Written problem :: Reproduce the records below exactly, leaving out any pictures.

Dataset excerpts ::
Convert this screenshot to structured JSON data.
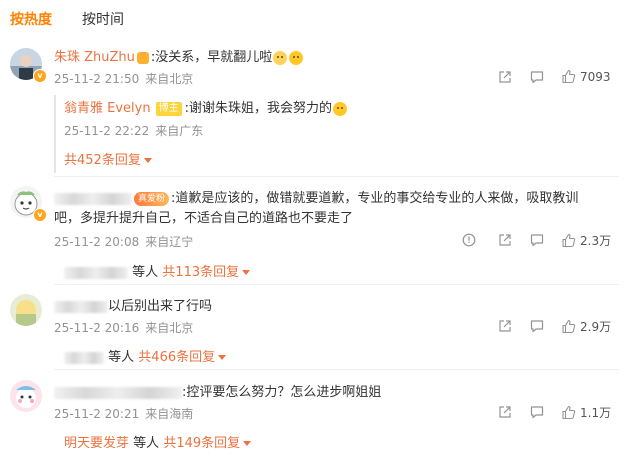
{
  "tabs": {
    "hot": "按热度",
    "time": "按时间"
  },
  "colors": {
    "accent": "#ff8200",
    "username": "#eb7340",
    "meta": "#939393"
  },
  "comments": [
    {
      "username": "朱珠 ZhuZhu",
      "text": ":没关系，早就翻儿啦",
      "date": "25-11-2 21:50",
      "location": "来自北京",
      "likes": "7093",
      "reply": {
        "username": "翁青雅 Evelyn",
        "tag": "博主",
        "text": ":谢谢朱珠姐，我会努力的",
        "date": "25-11-2 22:22",
        "location": "来自广东"
      },
      "more": "共452条回复"
    },
    {
      "fan_tag": "真爱粉",
      "text_line1": ":道歉是应该的，做错就要道歉，专业的事交给专业的人来做，吸取教训",
      "text_line2": "吧，多提升提升自己，不适合自己的道路也不要走了",
      "date": "25-11-2 20:08",
      "location": "来自辽宁",
      "likes": "2.3万",
      "more_prefix": "等人",
      "more": "共113条回复"
    },
    {
      "text": "以后别出来了行吗",
      "date": "25-11-2 20:16",
      "location": "来自北京",
      "likes": "2.9万",
      "more_prefix": "等人",
      "more": "共466条回复"
    },
    {
      "text": ":控评要怎么努力？怎么进步啊姐姐",
      "date": "25-11-2 20:21",
      "location": "来自海南",
      "likes": "1.1万",
      "more_user": "明天要发芽",
      "more_prefix": "等人",
      "more": "共149条回复"
    }
  ],
  "icons": [
    "share-icon",
    "comment-icon",
    "like-icon",
    "report-icon",
    "caret-down-icon",
    "verified-badge-icon"
  ]
}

Solved exercise ::
Convert this screenshot to structured JSON data.
{
  "tabs": {
    "hot": "按热度",
    "time": "按时间"
  },
  "colors": {
    "accent": "#ff8200",
    "username": "#eb7340",
    "meta": "#939393"
  },
  "comments": [
    {
      "username": "朱珠 ZhuZhu",
      "text": ":没关系，早就翻儿啦",
      "date": "25-11-2 21:50",
      "location": "来自北京",
      "likes": "7093",
      "reply": {
        "username": "翁青雅 Evelyn",
        "tag": "博主",
        "text": ":谢谢朱珠姐，我会努力的",
        "date": "25-11-2 22:22",
        "location": "来自广东"
      },
      "more": "共452条回复"
    },
    {
      "fan_tag": "真爱粉",
      "text_line1": ":道歉是应该的，做错就要道歉，专业的事交给专业的人来做，吸取教训",
      "text_line2": "吧，多提升提升自己，不适合自己的道路也不要走了",
      "date": "25-11-2 20:08",
      "location": "来自辽宁",
      "likes": "2.3万",
      "more_prefix": "等人",
      "more": "共113条回复"
    },
    {
      "text": "以后别出来了行吗",
      "date": "25-11-2 20:16",
      "location": "来自北京",
      "likes": "2.9万",
      "more_prefix": "等人",
      "more": "共466条回复"
    },
    {
      "text": ":控评要怎么努力？怎么进步啊姐姐",
      "date": "25-11-2 20:21",
      "location": "来自海南",
      "likes": "1.1万",
      "more_user": "明天要发芽",
      "more_prefix": "等人",
      "more": "共149条回复"
    }
  ],
  "icons": [
    "share-icon",
    "comment-icon",
    "like-icon",
    "report-icon",
    "caret-down-icon",
    "verified-badge-icon"
  ]
}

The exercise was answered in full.